Collected data entries
◆ ◆ ◆

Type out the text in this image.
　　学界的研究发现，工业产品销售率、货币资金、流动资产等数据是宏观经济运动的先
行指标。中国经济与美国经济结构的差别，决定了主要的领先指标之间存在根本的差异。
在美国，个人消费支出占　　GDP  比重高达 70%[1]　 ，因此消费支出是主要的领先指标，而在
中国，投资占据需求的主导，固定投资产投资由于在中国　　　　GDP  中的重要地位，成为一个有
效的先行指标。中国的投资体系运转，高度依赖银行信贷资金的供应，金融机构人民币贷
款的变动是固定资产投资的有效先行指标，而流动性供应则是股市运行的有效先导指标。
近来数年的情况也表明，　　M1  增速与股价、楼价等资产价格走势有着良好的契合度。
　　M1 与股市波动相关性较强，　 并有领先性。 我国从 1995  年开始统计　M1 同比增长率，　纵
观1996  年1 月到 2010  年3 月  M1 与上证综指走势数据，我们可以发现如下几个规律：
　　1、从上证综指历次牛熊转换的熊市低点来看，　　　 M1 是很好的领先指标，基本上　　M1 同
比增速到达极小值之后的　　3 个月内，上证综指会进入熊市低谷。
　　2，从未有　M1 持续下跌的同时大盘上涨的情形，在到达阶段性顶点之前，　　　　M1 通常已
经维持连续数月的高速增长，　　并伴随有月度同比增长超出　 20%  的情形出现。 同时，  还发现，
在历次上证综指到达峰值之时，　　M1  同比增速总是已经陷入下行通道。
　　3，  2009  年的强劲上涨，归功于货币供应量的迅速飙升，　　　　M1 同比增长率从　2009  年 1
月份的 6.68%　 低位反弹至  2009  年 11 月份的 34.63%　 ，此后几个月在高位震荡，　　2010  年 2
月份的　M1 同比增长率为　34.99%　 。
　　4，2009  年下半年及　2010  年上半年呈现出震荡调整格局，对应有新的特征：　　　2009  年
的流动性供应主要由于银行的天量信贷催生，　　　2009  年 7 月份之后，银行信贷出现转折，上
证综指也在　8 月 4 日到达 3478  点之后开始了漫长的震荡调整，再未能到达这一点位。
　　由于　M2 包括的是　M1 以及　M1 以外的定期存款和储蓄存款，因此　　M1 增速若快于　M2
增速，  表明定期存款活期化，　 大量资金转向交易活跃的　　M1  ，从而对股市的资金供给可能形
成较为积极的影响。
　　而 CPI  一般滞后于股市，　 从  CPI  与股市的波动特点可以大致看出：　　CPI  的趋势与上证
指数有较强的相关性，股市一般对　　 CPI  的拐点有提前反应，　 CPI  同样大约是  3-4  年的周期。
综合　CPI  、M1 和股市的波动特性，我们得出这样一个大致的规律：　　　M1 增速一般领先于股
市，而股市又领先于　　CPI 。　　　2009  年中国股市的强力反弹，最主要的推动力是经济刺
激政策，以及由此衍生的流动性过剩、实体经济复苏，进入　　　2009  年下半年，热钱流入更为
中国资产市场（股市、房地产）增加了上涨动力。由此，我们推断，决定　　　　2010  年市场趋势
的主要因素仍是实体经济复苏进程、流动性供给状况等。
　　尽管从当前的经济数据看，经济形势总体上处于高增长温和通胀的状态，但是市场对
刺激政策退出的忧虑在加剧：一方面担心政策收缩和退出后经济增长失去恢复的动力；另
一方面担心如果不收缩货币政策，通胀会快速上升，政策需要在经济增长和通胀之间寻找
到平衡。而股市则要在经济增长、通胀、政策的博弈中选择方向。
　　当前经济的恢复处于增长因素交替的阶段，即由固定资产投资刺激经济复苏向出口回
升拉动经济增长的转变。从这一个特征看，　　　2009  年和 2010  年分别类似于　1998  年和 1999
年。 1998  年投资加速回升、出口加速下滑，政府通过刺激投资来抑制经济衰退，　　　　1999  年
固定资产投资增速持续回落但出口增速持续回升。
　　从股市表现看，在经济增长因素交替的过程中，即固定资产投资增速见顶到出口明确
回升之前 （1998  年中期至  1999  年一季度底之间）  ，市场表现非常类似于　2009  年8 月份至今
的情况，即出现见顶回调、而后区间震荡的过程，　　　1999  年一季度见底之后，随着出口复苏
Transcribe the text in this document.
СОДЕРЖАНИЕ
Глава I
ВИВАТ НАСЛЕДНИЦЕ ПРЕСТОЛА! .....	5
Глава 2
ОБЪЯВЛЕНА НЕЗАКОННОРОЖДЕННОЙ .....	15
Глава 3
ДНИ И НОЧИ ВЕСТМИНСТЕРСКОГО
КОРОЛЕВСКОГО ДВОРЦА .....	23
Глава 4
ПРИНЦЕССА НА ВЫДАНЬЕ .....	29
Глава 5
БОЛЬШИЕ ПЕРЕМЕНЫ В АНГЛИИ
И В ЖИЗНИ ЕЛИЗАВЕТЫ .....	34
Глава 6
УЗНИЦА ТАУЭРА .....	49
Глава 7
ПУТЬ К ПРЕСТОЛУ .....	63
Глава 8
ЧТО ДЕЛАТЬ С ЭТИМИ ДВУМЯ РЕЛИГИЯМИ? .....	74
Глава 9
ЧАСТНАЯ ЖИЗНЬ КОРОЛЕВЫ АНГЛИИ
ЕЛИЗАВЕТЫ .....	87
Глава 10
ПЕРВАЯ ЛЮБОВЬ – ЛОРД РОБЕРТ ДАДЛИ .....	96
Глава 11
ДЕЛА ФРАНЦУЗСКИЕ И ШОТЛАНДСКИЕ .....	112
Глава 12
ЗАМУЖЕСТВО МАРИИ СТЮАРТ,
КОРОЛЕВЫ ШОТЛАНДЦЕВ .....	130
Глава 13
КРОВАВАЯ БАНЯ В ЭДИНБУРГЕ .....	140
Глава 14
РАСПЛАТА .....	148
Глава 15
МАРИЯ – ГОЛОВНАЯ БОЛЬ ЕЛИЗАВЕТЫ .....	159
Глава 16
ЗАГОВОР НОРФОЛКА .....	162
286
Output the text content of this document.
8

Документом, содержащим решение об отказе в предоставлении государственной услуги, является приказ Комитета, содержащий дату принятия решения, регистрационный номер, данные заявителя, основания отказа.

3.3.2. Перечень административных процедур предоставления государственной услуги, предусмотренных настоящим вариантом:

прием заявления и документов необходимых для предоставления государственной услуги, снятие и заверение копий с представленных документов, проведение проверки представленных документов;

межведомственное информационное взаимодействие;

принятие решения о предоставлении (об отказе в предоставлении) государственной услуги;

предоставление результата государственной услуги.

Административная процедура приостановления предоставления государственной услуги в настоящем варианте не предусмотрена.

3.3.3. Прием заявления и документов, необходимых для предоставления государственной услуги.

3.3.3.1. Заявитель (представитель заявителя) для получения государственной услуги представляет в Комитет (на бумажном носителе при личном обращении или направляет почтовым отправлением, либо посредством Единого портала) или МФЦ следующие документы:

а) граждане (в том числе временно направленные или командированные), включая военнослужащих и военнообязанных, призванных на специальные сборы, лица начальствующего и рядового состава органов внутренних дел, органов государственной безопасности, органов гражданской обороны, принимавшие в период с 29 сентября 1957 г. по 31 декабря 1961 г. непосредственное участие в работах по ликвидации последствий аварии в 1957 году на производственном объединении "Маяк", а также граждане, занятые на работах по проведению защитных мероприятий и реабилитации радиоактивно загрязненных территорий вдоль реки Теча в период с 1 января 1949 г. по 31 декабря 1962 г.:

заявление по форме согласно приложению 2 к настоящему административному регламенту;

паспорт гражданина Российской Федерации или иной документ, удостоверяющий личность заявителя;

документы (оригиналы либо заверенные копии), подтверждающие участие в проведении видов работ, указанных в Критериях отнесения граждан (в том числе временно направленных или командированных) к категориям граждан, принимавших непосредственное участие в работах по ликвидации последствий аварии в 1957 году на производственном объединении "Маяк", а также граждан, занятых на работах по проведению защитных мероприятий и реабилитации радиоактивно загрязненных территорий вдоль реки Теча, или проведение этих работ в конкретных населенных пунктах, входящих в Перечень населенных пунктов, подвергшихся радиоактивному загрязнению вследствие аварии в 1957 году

◆ ◆ ◆

> _Problem requirements_
Say, as a bare number, how many lines in the entries above include the string "ЕЛИЗАВЕТЫ".

> _Worked solution_
3